● EXERCISE BRIEF: Exactly reproduce each line of the listing that follows.

★ ★ ★ ★

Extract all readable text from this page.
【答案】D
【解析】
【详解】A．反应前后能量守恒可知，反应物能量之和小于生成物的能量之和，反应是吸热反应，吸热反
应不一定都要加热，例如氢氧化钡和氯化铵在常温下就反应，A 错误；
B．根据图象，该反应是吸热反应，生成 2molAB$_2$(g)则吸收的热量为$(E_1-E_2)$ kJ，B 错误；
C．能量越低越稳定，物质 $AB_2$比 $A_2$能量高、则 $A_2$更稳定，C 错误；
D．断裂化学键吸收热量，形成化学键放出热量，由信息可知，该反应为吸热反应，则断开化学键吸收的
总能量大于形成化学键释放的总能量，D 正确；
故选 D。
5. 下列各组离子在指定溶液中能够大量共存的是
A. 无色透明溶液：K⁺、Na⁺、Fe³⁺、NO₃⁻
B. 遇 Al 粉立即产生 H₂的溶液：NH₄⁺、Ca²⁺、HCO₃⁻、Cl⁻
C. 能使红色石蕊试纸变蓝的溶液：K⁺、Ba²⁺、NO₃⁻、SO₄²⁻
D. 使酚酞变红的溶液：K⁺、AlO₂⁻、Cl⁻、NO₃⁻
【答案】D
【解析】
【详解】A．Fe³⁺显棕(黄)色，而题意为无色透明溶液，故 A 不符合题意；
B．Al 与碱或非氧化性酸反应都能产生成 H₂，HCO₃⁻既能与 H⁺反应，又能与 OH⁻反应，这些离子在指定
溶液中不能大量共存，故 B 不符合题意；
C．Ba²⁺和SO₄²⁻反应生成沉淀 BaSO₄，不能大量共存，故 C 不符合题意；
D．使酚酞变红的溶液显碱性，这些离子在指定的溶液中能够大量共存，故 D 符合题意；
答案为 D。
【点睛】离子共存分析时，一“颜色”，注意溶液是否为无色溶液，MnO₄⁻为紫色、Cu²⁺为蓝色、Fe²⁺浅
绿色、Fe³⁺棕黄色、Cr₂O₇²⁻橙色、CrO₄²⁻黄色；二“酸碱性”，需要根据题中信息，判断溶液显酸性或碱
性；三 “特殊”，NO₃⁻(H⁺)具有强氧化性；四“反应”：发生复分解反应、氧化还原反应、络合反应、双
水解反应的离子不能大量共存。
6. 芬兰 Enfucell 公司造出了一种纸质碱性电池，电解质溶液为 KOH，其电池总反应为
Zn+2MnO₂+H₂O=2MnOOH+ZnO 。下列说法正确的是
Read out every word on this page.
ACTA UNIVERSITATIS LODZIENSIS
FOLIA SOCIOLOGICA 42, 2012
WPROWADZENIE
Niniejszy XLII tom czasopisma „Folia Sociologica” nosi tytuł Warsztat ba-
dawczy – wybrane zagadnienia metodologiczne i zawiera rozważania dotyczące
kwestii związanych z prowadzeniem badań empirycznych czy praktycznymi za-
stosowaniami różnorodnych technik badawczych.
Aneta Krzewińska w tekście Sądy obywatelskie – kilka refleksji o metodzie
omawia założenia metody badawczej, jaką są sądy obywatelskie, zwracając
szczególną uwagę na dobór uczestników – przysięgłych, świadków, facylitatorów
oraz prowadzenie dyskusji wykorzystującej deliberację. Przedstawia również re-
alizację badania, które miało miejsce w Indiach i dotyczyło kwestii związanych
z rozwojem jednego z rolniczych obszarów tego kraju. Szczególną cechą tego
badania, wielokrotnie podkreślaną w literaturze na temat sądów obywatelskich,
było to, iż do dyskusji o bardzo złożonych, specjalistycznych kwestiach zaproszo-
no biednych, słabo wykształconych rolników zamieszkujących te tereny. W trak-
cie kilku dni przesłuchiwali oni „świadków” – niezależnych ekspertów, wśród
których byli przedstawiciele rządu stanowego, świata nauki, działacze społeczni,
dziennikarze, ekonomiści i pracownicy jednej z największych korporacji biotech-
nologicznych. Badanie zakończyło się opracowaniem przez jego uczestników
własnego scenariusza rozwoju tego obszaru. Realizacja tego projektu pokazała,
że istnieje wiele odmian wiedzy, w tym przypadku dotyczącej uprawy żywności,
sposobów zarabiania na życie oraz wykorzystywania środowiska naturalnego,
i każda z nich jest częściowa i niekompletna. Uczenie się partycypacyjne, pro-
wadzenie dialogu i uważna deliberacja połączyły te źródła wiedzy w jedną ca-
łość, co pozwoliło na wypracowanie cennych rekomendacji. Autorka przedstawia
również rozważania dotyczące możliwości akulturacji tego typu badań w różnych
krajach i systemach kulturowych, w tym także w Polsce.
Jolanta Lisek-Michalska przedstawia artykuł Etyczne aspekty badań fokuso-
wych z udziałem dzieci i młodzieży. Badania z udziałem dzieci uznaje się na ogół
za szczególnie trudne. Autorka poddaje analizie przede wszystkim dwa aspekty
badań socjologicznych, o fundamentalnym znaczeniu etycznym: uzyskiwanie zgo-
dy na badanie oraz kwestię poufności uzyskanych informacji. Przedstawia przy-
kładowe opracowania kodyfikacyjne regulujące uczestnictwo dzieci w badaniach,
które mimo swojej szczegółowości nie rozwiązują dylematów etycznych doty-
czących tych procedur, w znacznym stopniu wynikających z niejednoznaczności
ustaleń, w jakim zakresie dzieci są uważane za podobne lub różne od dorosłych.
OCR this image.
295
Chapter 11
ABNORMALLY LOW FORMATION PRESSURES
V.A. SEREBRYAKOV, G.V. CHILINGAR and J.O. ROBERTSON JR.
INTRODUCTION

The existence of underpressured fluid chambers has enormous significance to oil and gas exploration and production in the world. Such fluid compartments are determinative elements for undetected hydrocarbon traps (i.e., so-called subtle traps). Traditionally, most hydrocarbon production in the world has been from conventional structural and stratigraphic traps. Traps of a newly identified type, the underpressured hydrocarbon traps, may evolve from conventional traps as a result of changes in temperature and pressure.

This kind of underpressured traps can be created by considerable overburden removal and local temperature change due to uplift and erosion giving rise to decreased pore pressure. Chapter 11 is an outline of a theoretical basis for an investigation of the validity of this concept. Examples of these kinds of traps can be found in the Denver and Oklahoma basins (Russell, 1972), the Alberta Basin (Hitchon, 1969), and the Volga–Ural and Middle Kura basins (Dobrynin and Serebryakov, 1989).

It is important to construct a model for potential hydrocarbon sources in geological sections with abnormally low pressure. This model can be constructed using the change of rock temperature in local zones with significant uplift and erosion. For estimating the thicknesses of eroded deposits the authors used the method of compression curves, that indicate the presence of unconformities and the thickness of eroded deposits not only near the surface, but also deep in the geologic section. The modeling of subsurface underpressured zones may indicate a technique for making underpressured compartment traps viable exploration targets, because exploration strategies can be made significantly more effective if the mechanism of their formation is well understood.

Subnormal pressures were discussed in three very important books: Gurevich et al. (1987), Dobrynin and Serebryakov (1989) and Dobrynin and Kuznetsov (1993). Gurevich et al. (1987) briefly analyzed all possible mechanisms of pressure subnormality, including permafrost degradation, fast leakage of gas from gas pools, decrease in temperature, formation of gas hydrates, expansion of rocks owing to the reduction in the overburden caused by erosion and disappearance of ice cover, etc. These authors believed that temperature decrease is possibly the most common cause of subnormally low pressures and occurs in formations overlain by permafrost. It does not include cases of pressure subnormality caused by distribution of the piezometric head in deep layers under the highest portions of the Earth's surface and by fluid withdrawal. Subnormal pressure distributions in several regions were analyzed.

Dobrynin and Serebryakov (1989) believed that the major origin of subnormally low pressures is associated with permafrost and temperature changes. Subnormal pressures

★ ★ ★ ★

● RESULT OF THIS TASK:
Extract all readable text from this page.
【答案】D
【解析】
【详解】A．反应前后能量守恒可知，反应物能量之和小于生成物的能量之和，反应是吸热反应，吸热反
应不一定都要加热，例如氢氧化钡和氯化铵在常温下就反应，A 错误；
B．根据图象，该反应是吸热反应，生成 2molAB$_2$(g)则吸收的热量为$(E_1-E_2)$ kJ，B 错误；
C．能量越低越稳定，物质 $AB_2$比 $A_2$能量高、则 $A_2$更稳定，C 错误；
D．断裂化学键吸收热量，形成化学键放出热量，由信息可知，该反应为吸热反应，则断开化学键吸收的
总能量大于形成化学键释放的总能量，D 正确；
故选 D。
5. 下列各组离子在指定溶液中能够大量共存的是
A. 无色透明溶液：K⁺、Na⁺、Fe³⁺、NO₃⁻
B. 遇 Al 粉立即产生 H₂的溶液：NH₄⁺、Ca²⁺、HCO₃⁻、Cl⁻
C. 能使红色石蕊试纸变蓝的溶液：K⁺、Ba²⁺、NO₃⁻、SO₄²⁻
D. 使酚酞变红的溶液：K⁺、AlO₂⁻、Cl⁻、NO₃⁻
【答案】D
【解析】
【详解】A．Fe³⁺显棕(黄)色，而题意为无色透明溶液，故 A 不符合题意；
B．Al 与碱或非氧化性酸反应都能产生成 H₂，HCO₃⁻既能与 H⁺反应，又能与 OH⁻反应，这些离子在指定
溶液中不能大量共存，故 B 不符合题意；
C．Ba²⁺和SO₄²⁻反应生成沉淀 BaSO₄，不能大量共存，故 C 不符合题意；
D．使酚酞变红的溶液显碱性，这些离子在指定的溶液中能够大量共存，故 D 符合题意；
答案为 D。
【点睛】离子共存分析时，一“颜色”，注意溶液是否为无色溶液，MnO₄⁻为紫色、Cu²⁺为蓝色、Fe²⁺浅
绿色、Fe³⁺棕黄色、Cr₂O₇²⁻橙色、CrO₄²⁻黄色；二“酸碱性”，需要根据题中信息，判断溶液显酸性或碱
性；三 “特殊”，NO₃⁻(H⁺)具有强氧化性；四“反应”：发生复分解反应、氧化还原反应、络合反应、双
水解反应的离子不能大量共存。
6. 芬兰 Enfucell 公司造出了一种纸质碱性电池，电解质溶液为 KOH，其电池总反应为
Zn+2MnO₂+H₂O=2MnOOH+ZnO 。下列说法正确的是
Read out every word on this page.
ACTA UNIVERSITATIS LODZIENSIS
FOLIA SOCIOLOGICA 42, 2012
WPROWADZENIE
Niniejszy XLII tom czasopisma „Folia Sociologica” nosi tytuł Warsztat ba-
dawczy – wybrane zagadnienia metodologiczne i zawiera rozważania dotyczące
kwestii związanych z prowadzeniem badań empirycznych czy praktycznymi za-
stosowaniami różnorodnych technik badawczych.
Aneta Krzewińska w tekście Sądy obywatelskie – kilka refleksji o metodzie
omawia założenia metody badawczej, jaką są sądy obywatelskie, zwracając
szczególną uwagę na dobór uczestników – przysięgłych, świadków, facylitatorów
oraz prowadzenie dyskusji wykorzystującej deliberację. Przedstawia również re-
alizację badania, które miało miejsce w Indiach i dotyczyło kwestii związanych
z rozwojem jednego z rolniczych obszarów tego kraju. Szczególną cechą tego
badania, wielokrotnie podkreślaną w literaturze na temat sądów obywatelskich,
było to, iż do dyskusji o bardzo złożonych, specjalistycznych kwestiach zaproszo-
no biednych, słabo wykształconych rolników zamieszkujących te tereny. W trak-
cie kilku dni przesłuchiwali oni „świadków” – niezależnych ekspertów, wśród
których byli przedstawiciele rządu stanowego, świata nauki, działacze społeczni,
dziennikarze, ekonomiści i pracownicy jednej z największych korporacji biotech-
nologicznych. Badanie zakończyło się opracowaniem przez jego uczestników
własnego scenariusza rozwoju tego obszaru. Realizacja tego projektu pokazała,
że istnieje wiele odmian wiedzy, w tym przypadku dotyczącej uprawy żywności,
sposobów zarabiania na życie oraz wykorzystywania środowiska naturalnego,
i każda z nich jest częściowa i niekompletna. Uczenie się partycypacyjne, pro-
wadzenie dialogu i uważna deliberacja połączyły te źródła wiedzy w jedną ca-
łość, co pozwoliło na wypracowanie cennych rekomendacji. Autorka przedstawia
również rozważania dotyczące możliwości akulturacji tego typu badań w różnych
krajach i systemach kulturowych, w tym także w Polsce.
Jolanta Lisek-Michalska przedstawia artykuł Etyczne aspekty badań fokuso-
wych z udziałem dzieci i młodzieży. Badania z udziałem dzieci uznaje się na ogół
za szczególnie trudne. Autorka poddaje analizie przede wszystkim dwa aspekty
badań socjologicznych, o fundamentalnym znaczeniu etycznym: uzyskiwanie zgo-
dy na badanie oraz kwestię poufności uzyskanych informacji. Przedstawia przy-
kładowe opracowania kodyfikacyjne regulujące uczestnictwo dzieci w badaniach,
które mimo swojej szczegółowości nie rozwiązują dylematów etycznych doty-
czących tych procedur, w znacznym stopniu wynikających z niejednoznaczności
ustaleń, w jakim zakresie dzieci są uważane za podobne lub różne od dorosłych.
OCR this image.
295
Chapter 11
ABNORMALLY LOW FORMATION PRESSURES
V.A. SEREBRYAKOV, G.V. CHILINGAR and J.O. ROBERTSON JR.
INTRODUCTION

The existence of underpressured fluid chambers has enormous significance to oil and gas exploration and production in the world. Such fluid compartments are determinative elements for undetected hydrocarbon traps (i.e., so-called subtle traps). Traditionally, most hydrocarbon production in the world has been from conventional structural and stratigraphic traps. Traps of a newly identified type, the underpressured hydrocarbon traps, may evolve from conventional traps as a result of changes in temperature and pressure.

This kind of underpressured traps can be created by considerable overburden removal and local temperature change due to uplift and erosion giving rise to decreased pore pressure. Chapter 11 is an outline of a theoretical basis for an investigation of the validity of this concept. Examples of these kinds of traps can be found in the Denver and Oklahoma basins (Russell, 1972), the Alberta Basin (Hitchon, 1969), and the Volga–Ural and Middle Kura basins (Dobrynin and Serebryakov, 1989).

It is important to construct a model for potential hydrocarbon sources in geological sections with abnormally low pressure. This model can be constructed using the change of rock temperature in local zones with significant uplift and erosion. For estimating the thicknesses of eroded deposits the authors used the method of compression curves, that indicate the presence of unconformities and the thickness of eroded deposits not only near the surface, but also deep in the geologic section. The modeling of subsurface underpressured zones may indicate a technique for making underpressured compartment traps viable exploration targets, because exploration strategies can be made significantly more effective if the mechanism of their formation is well understood.

Subnormal pressures were discussed in three very important books: Gurevich et al. (1987), Dobrynin and Serebryakov (1989) and Dobrynin and Kuznetsov (1993). Gurevich et al. (1987) briefly analyzed all possible mechanisms of pressure subnormality, including permafrost degradation, fast leakage of gas from gas pools, decrease in temperature, formation of gas hydrates, expansion of rocks owing to the reduction in the overburden caused by erosion and disappearance of ice cover, etc. These authors believed that temperature decrease is possibly the most common cause of subnormally low pressures and occurs in formations overlain by permafrost. It does not include cases of pressure subnormality caused by distribution of the piezometric head in deep layers under the highest portions of the Earth's surface and by fluid withdrawal. Subnormal pressure distributions in several regions were analyzed.

Dobrynin and Serebryakov (1989) believed that the major origin of subnormally low pressures is associated with permafrost and temperature changes. Subnormal pressures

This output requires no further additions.